Given instruction ▸ Every line of the material below should be repeated exactly.
--- Dataset excerpts ---
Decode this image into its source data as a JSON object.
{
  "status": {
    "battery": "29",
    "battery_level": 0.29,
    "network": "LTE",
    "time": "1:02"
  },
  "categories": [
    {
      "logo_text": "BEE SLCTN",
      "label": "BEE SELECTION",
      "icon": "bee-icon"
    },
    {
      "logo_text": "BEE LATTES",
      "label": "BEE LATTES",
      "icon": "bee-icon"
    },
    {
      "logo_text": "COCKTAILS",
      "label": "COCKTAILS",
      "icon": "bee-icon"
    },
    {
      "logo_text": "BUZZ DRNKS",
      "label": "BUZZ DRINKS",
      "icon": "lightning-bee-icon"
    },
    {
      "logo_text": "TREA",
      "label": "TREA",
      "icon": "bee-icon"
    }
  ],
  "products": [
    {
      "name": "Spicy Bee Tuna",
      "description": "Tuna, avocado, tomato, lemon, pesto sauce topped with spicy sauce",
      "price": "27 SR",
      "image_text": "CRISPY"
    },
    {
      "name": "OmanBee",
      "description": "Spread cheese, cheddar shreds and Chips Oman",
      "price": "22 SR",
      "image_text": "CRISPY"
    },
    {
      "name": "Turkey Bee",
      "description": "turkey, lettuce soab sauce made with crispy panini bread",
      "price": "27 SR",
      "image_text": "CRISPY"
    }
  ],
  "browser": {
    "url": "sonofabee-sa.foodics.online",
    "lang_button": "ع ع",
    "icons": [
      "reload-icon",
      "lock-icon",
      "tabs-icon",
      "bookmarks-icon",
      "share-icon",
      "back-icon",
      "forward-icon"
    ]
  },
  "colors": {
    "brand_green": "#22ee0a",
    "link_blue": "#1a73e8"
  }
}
---
Result ▸
Decode this image into its source data as a JSON object.
{
  "status": {
    "battery": "29",
    "battery_level": 0.29,
    "network": "LTE",
    "time": "1:02"
  },
  "categories": [
    {
      "logo_text": "BEE SLCTN",
      "label": "BEE SELECTION",
      "icon": "bee-icon"
    },
    {
      "logo_text": "BEE LATTES",
      "label": "BEE LATTES",
      "icon": "bee-icon"
    },
    {
      "logo_text": "COCKTAILS",
      "label": "COCKTAILS",
      "icon": "bee-icon"
    },
    {
      "logo_text": "BUZZ DRNKS",
      "label": "BUZZ DRINKS",
      "icon": "lightning-bee-icon"
    },
    {
      "logo_text": "TREA",
      "label": "TREA",
      "icon": "bee-icon"
    }
  ],
  "products": [
    {
      "name": "Spicy Bee Tuna",
      "description": "Tuna, avocado, tomato, lemon, pesto sauce topped with spicy sauce",
      "price": "27 SR",
      "image_text": "CRISPY"
    },
    {
      "name": "OmanBee",
      "description": "Spread cheese, cheddar shreds and Chips Oman",
      "price": "22 SR",
      "image_text": "CRISPY"
    },
    {
      "name": "Turkey Bee",
      "description": "turkey, lettuce soab sauce made with crispy panini bread",
      "price": "27 SR",
      "image_text": "CRISPY"
    }
  ],
  "browser": {
    "url": "sonofabee-sa.foodics.online",
    "lang_button": "ع ع",
    "icons": [
      "reload-icon",
      "lock-icon",
      "tabs-icon",
      "bookmarks-icon",
      "share-icon",
      "back-icon",
      "forward-icon"
    ]
  },
  "colors": {
    "brand_green": "#22ee0a",
    "link_blue": "#1a73e8"
  }
}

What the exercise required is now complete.